* **TASK INPUTS**:

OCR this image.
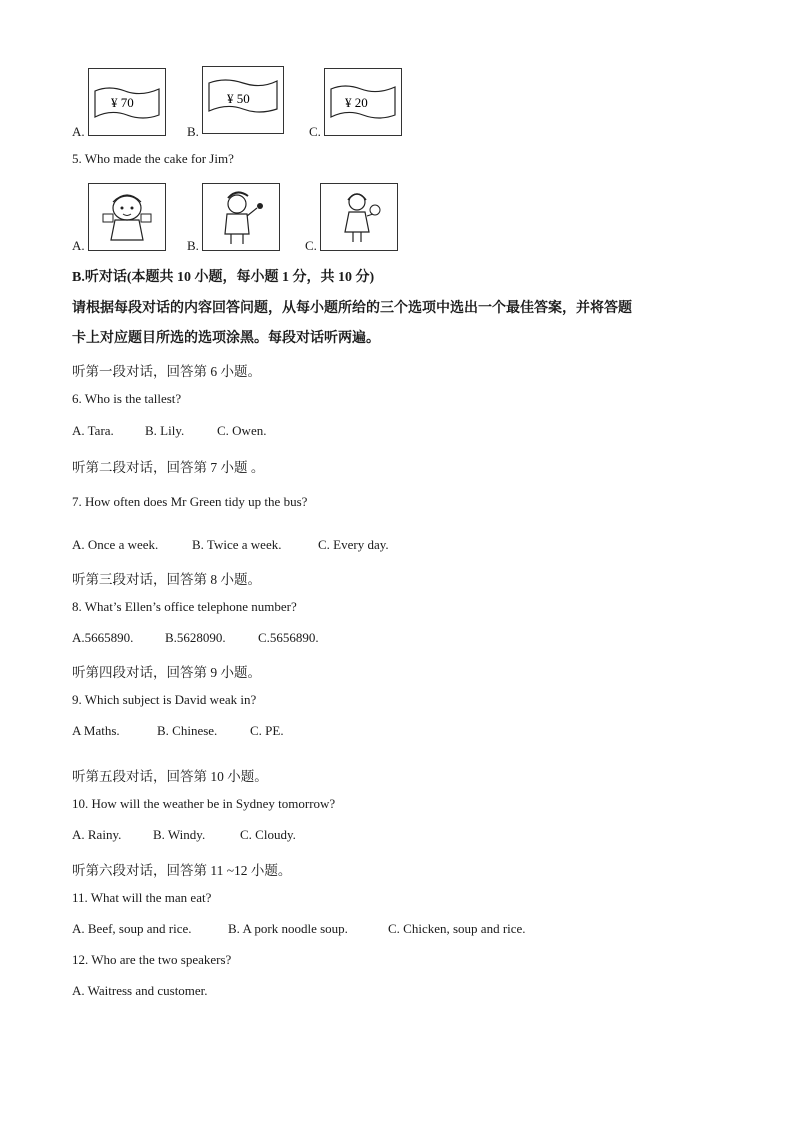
A.
¥ 70
B.
¥ 50
C.
¥ 20
5. Who made the cake for Jim?
A.	B.	C.
B.听对话(本题共 10 小题，每小题 1 分，共 10 分)
请根据每段对话的内容回答问题，从每小题所给的三个选项中选出一个最佳答案，并将答题
卡上对应题目所选的选项涂黑。每段对话听两遍。
听第一段对话，回答第 6 小题。
6. Who is the tallest?
A. Tara. B. Lily.	C. Owen.
听第二段对话，回答第 7 小题 。
7. How often does Mr Green tidy up the bus?
A. Once a week.	B. Twice a week.	C. Every day.
听第三段对话，回答第 8 小题。
8. What’s Ellen’s office telephone number?
A.5665890. B.5628090. C.5656890.
听第四段对话，回答第 9 小题。
9. Which subject is David weak in?
A Maths.	B. Chinese.	C. PE.
听第五段对话，回答第 10 小题。
10. How will the weather be in Sydney tomorrow?
A. Rainy. B. Windy.	C. Cloudy.
听第六段对话，回答第 11 ~12 小题。
11. What will the man eat?
A. Beef, soup and rice.	B. A pork noodle soup.	C. Chicken, soup and rice.
12. Who are the two speakers?
A. Waitress and customer.
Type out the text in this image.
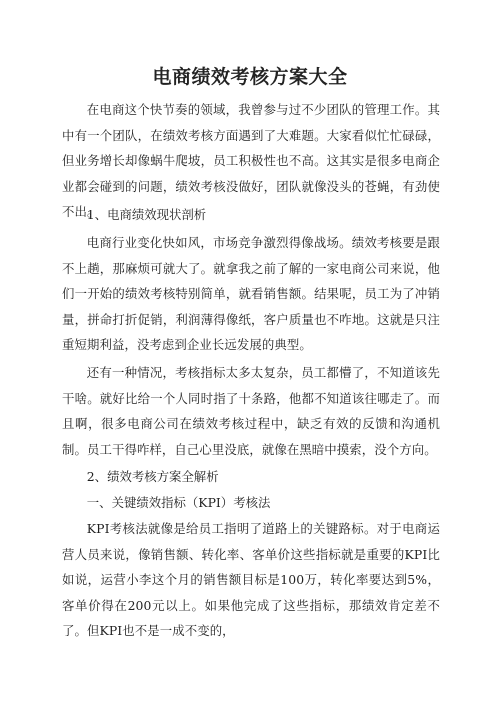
电商绩效考核方案大全

在电商这个快节奏的领域，我曾参与过不少团队的管理工作。其中有一个团队，在绩效考核方面遇到了大难题。大家看似忙忙碌碌，但业务增长却像蜗牛爬坡，员工积极性也不高。这其实是很多电商企业都会碰到的问题，绩效考核没做好，团队就像没头的苍蝇，有劲使不出。

1、电商绩效现状剖析

电商行业变化快如风，市场竞争激烈得像战场。绩效考核要是跟不上趟，那麻烦可就大了。就拿我之前了解的一家电商公司来说，他们一开始的绩效考核特别简单，就看销售额。结果呢，员工为了冲销量，拼命打折促销，利润薄得像纸，客户质量也不咋地。这就是只注重短期利益，没考虑到企业长远发展的典型。

还有一种情况，考核指标太多太复杂，员工都懵了，不知道该先干啥。就好比给一个人同时指了十条路，他都不知道该往哪走了。而且啊，很多电商公司在绩效考核过程中，缺乏有效的反馈和沟通机制。员工干得咋样，自己心里没底，就像在黑暗中摸索，没个方向。

2、绩效考核方案全解析

一、关键绩效指标（KPI）考核法

KPI考核法就像是给员工指明了道路上的关键路标。对于电商运营人员来说，像销售额、转化率、客单价这些指标就是重要的KPI比如说，运营小李这个月的销售额目标是100万，转化率要达到5%，客单价得在200元以上。如果他完成了这些指标，那绩效肯定差不了。但KPI也不是一成不变的，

* **WHAT IS EXPECTED**: Extract every line above that contains the word "image".

* **PROBLEM SOLUTION**:
OCR this image.
Type out the text in this image.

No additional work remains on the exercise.